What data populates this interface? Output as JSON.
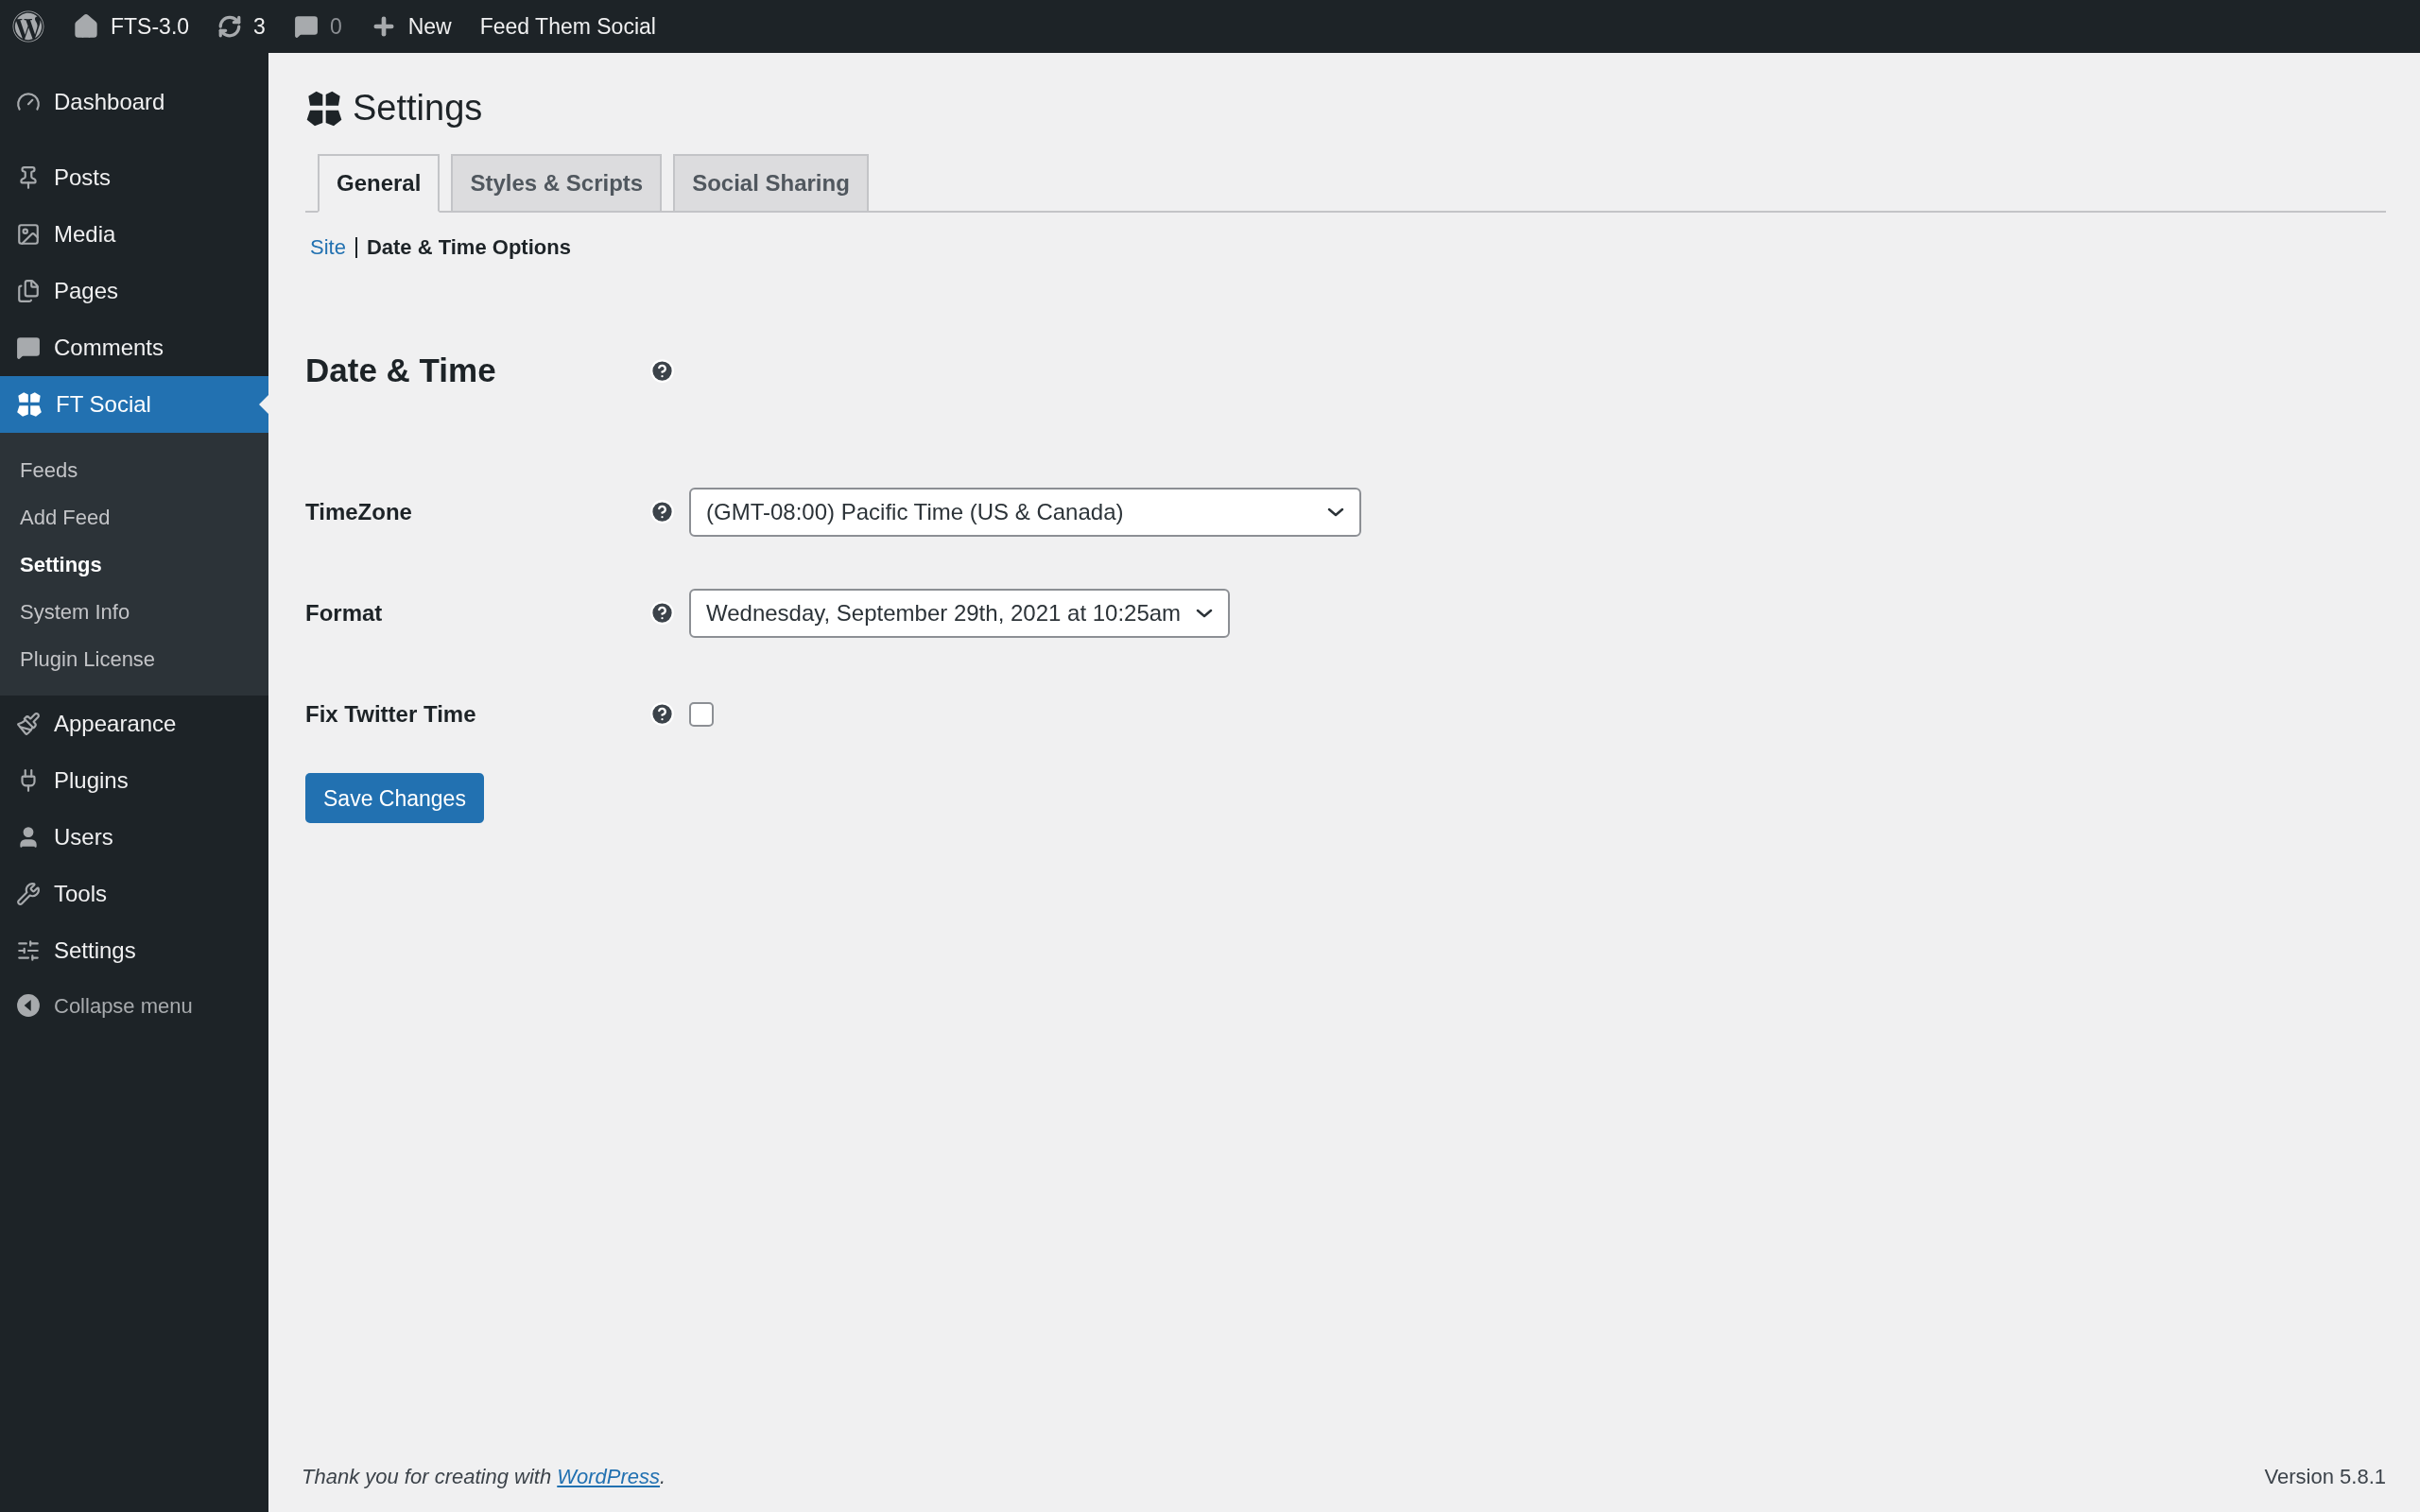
{
  "admin_bar": [
    {
      "kind": "logo"
    },
    {
      "kind": "site",
      "label": "FTS-3.0"
    },
    {
      "kind": "updates",
      "label": "3"
    },
    {
      "kind": "comments",
      "label": "0"
    },
    {
      "kind": "new",
      "label": "New"
    },
    {
      "kind": "plugin",
      "label": "Feed Them Social"
    }
  ],
  "sidebar": {
    "groups": [
      [
        {
          "kind": "dashboard",
          "label": "Dashboard",
          "selected": false
        }
      ],
      [
        {
          "kind": "posts",
          "label": "Posts",
          "selected": false
        },
        {
          "kind": "media",
          "label": "Media",
          "selected": false
        },
        {
          "kind": "pages",
          "label": "Pages",
          "selected": false
        },
        {
          "kind": "comments",
          "label": "Comments",
          "selected": false
        },
        {
          "kind": "ftsocial",
          "label": "FT Social",
          "selected": true,
          "children": [
            {
              "label": "Feeds",
              "selected": false
            },
            {
              "label": "Add Feed",
              "selected": false
            },
            {
              "label": "Settings",
              "selected": true
            },
            {
              "label": "System Info",
              "selected": false
            },
            {
              "label": "Plugin License",
              "selected": false
            }
          ]
        },
        {
          "kind": "appearance",
          "label": "Appearance",
          "selected": false
        },
        {
          "kind": "plugins",
          "label": "Plugins",
          "selected": false
        },
        {
          "kind": "users",
          "label": "Users",
          "selected": false
        },
        {
          "kind": "tools",
          "label": "Tools",
          "selected": false
        },
        {
          "kind": "settings",
          "label": "Settings",
          "selected": false
        }
      ]
    ],
    "collapse_menu": {
      "label": "Collapse menu"
    }
  },
  "page": {
    "title": "Settings",
    "tabs": [
      {
        "label": "General",
        "selected": true
      },
      {
        "label": "Styles & Scripts",
        "selected": false
      },
      {
        "label": "Social Sharing",
        "selected": false
      }
    ],
    "subnav": [
      {
        "label": "Site",
        "selected": false
      },
      {
        "label": "Date & Time Options",
        "selected": true
      }
    ],
    "section_title": "Date & Time",
    "fields": [
      {
        "kind": "select",
        "label": "TimeZone",
        "value": "(GMT-08:00) Pacific Time (US & Canada)"
      },
      {
        "kind": "select",
        "label": "Format",
        "value": "Wednesday, September 29th, 2021 at 10:25am"
      },
      {
        "kind": "checkbox",
        "label": "Fix Twitter Time",
        "checked": false
      }
    ],
    "save_button": "Save Changes"
  },
  "footer": {
    "text": "Thank you for creating with ",
    "link": "WordPress",
    "after": ".",
    "version": "Version 5.8.1"
  }
}
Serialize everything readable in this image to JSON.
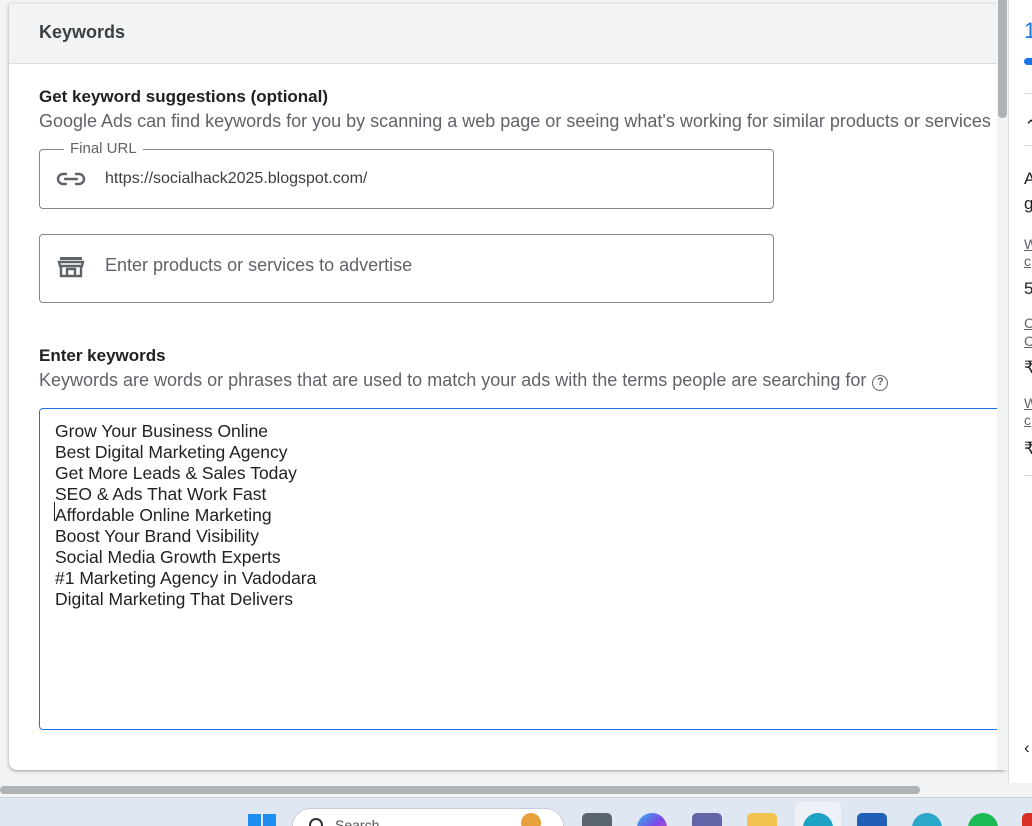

============

Return each line of the data that contains the string "true".

FINAL ANSWER:
          "selected": true,
              "selected": true
        "selected": true
        "selected": true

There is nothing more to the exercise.